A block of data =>
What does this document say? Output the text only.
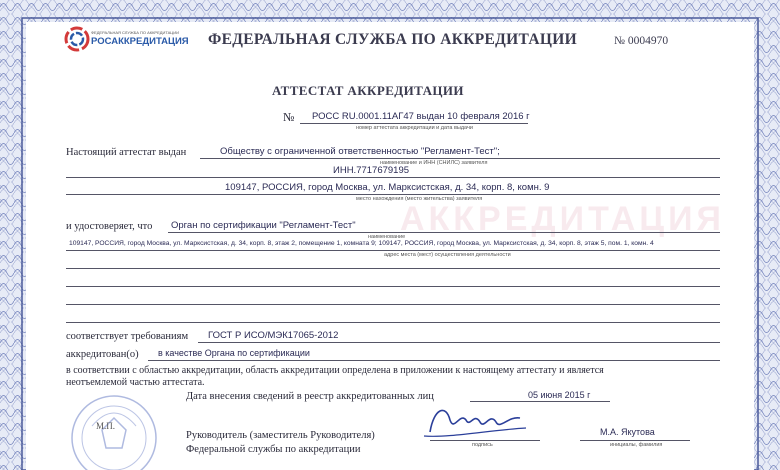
АККРЕДИТАЦИЯ
ФЕДЕРАЛЬНАЯ СЛУЖБА ПО АККРЕДИТАЦИИ
РОСАККРЕДИТАЦИЯ ФЕДЕРАЛЬНАЯ СЛУЖБА ПО АККРЕДИТАЦИИ	№ 0004970
АТТЕСТАТ АККРЕДИТАЦИИ
№ РОСС RU.0001.11АГ47 выдан 10 февраля 2016 г
номер аттестата аккредитации и дата выдачи
Настоящий аттестат выдан	Обществу с ограниченной ответственностью "Регламент-Тест";
наименование и ИНН (СНИЛС) заявителя
ИНН.7717679195
109147, РОССИЯ, город Москва, ул. Марксистская, д. 34, корп. 8, комн. 9
место нахождения (место жительства) заявителя
и удостоверяет, что Орган по сертификации "Регламент-Тест"
наименование
109147, РОССИЯ, город Москва, ул. Марксистская, д. 34, корп. 8, этаж 2, помещение 1, комната 9; 109147, РОССИЯ, город Москва, ул. Марксистская, д. 34, корп. 8, этаж 5, пом. 1, комн. 4
адрес места (мест) осуществления деятельности
соответствует требованиям ГОСТ Р ИСО/МЭК17065-2012
аккредитован(о) в качестве Органа по сертификации
в соответствии с областью аккредитации, область аккредитации определена в приложении к настоящему аттестату и является
неотъемлемой частью аттестата.
Дата внесения сведений в реестр аккредитованных лиц	05 июня 2015 г
М.П.
Руководитель (заместитель Руководителя)
Федеральной службы по аккредитации	подпись
М.А. Якутова
инициалы, фамилия
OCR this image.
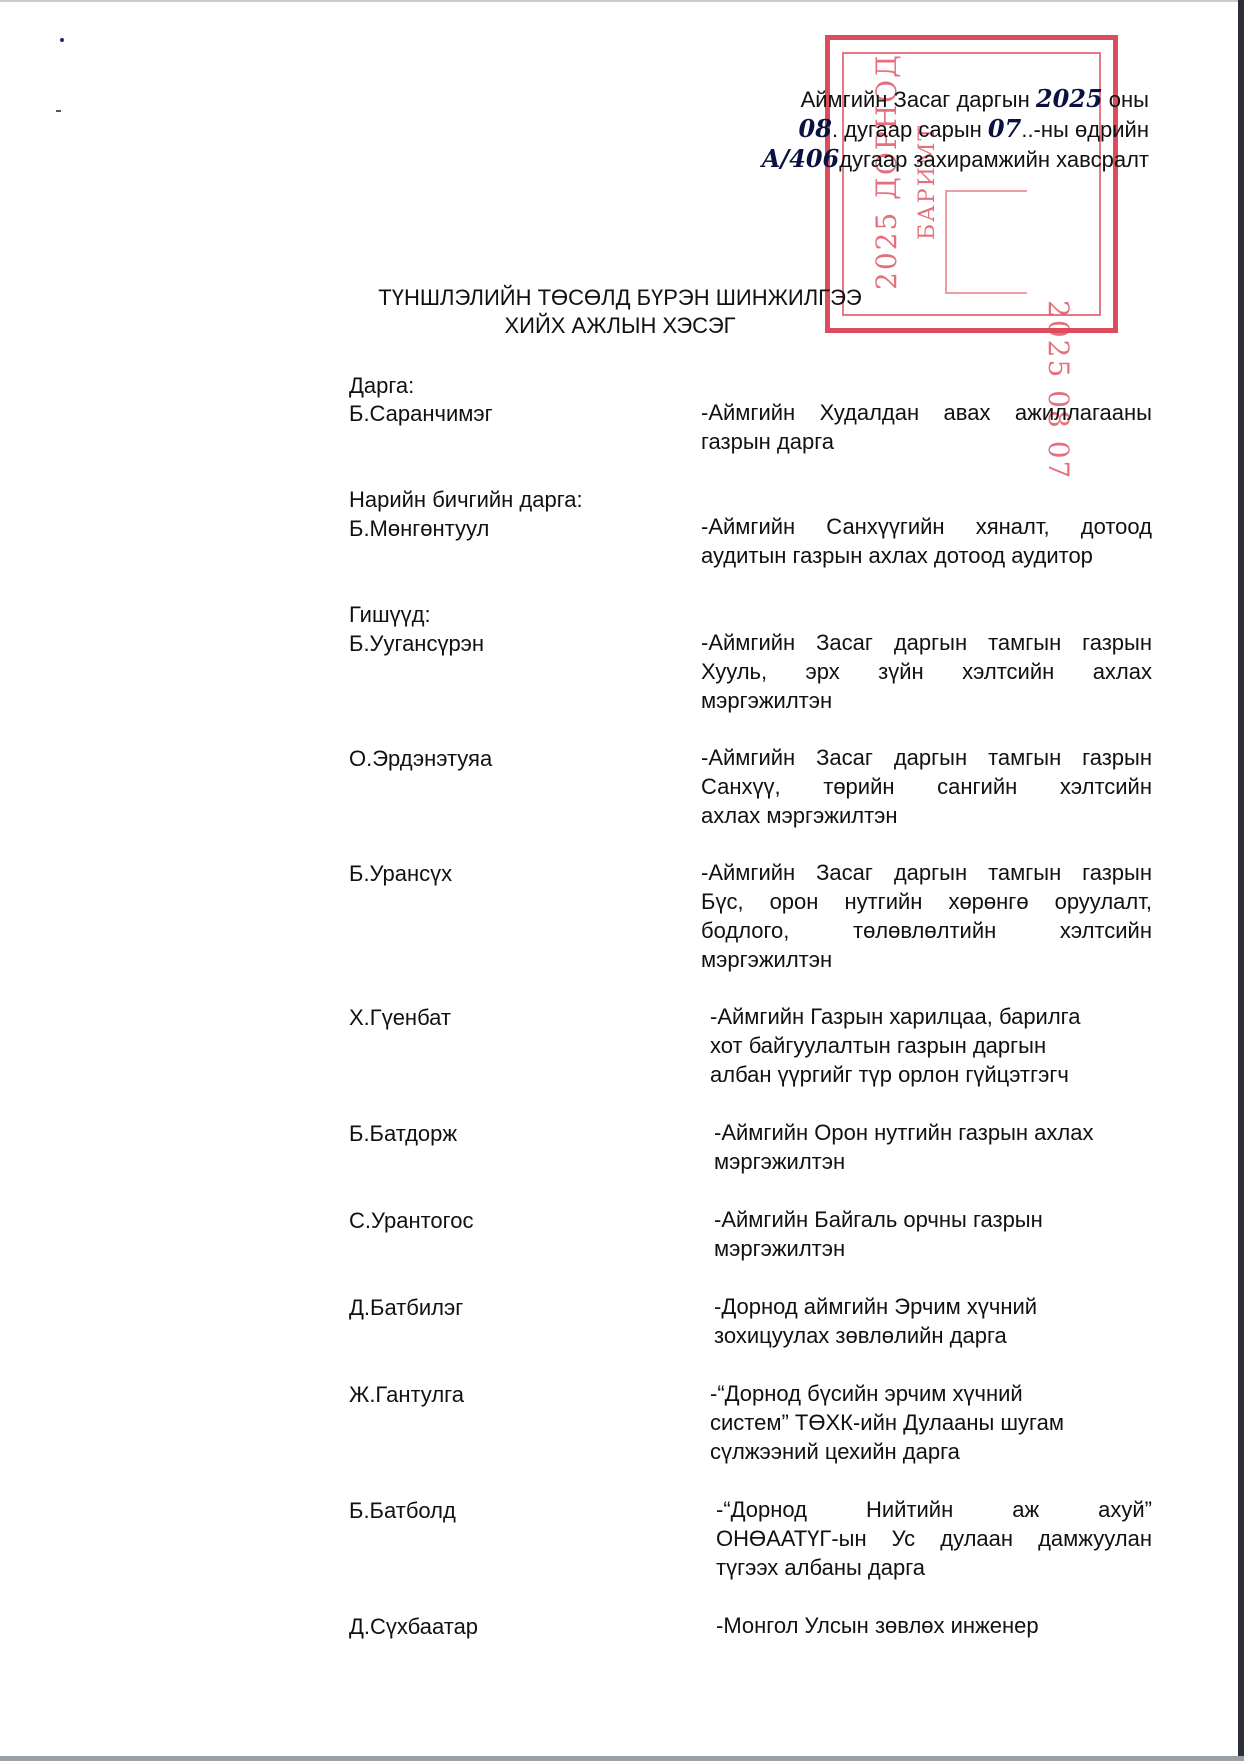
2025 ДОРНОД
2025 08 07
БАРИМТ
Аймгийн Засаг даргын 2025 оны
08. дугаар сарын 07..-ны өдрийн
A/406дугаар захирамжийн хавсралт
ТҮНШЛЭЛИЙН ТӨСӨЛД БҮРЭН ШИНЖИЛГЭЭ
ХИЙХ АЖЛЫН ХЭСЭГ
Дарга:
Нарийн бичгийн дарга:
Гишүүд:
Б.Саранчимэг	-Аймгийн Худалдан авах ажиллагааны
газрын дарга
Б.Мөнгөнтуул	-Аймгийн Санхүүгийн хяналт, дотоод
аудитын газрын ахлах дотоод аудитор
Б.Ууганcүрэн	-Аймгийн Засаг даргын тамгын газрын
Хууль, эрх зүйн хэлтсийн ахлах
мэргэжилтэн
О.Эрдэнэтуяа	-Аймгийн Засаг даргын тамгын газрын
Санхүү, төрийн сангийн хэлтсийн
ахлах мэргэжилтэн
Б.Урансүх	-Аймгийн Засаг даргын тамгын газрын
Бүс, орон нутгийн хөрөнгө оруулалт,
бодлого, төлөвлөлтийн хэлтсийн
мэргэжилтэн
Х.Гүенбат	-Аймгийн Газрын харилцаа, барилга
хот байгуулалтын газрын даргын
албан үүргийг түр орлон гүйцэтгэгч
Б.Батдорж	-Аймгийн Орон нутгийн газрын ахлах
мэргэжилтэн
С.Урантогос	-Аймгийн Байгаль орчны газрын
мэргэжилтэн
Д.Батбилэг	-Дорнод аймгийн Эрчим хүчний
зохицуулах зөвлөлийн дарга
Ж.Гантулга	-“Дорнод бүсийн эрчим хүчний
систем” ТӨХК-ийн Дулааны шугам
сүлжээний цехийн дарга
Б.Батболд	-“Дорнод Нийтийн аж ахуй”
ОНӨААТҮГ-ын Ус дулаан дамжуулан
түгээх албаны дарга
Д.Сүхбаатар	-Монгол Улсын зөвлөх инженер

What needs to be done => Show every line in the entries where the string "даргын" occurs.

In response =>
Аймгийн Засаг даргын 2025 оны
Б.Ууганcүрэн	-Аймгийн Засаг даргын тамгын газрын
О.Эрдэнэтуяа	-Аймгийн Засаг даргын тамгын газрын
Б.Урансүх	-Аймгийн Засаг даргын тамгын газрын
хот байгуулалтын газрын даргын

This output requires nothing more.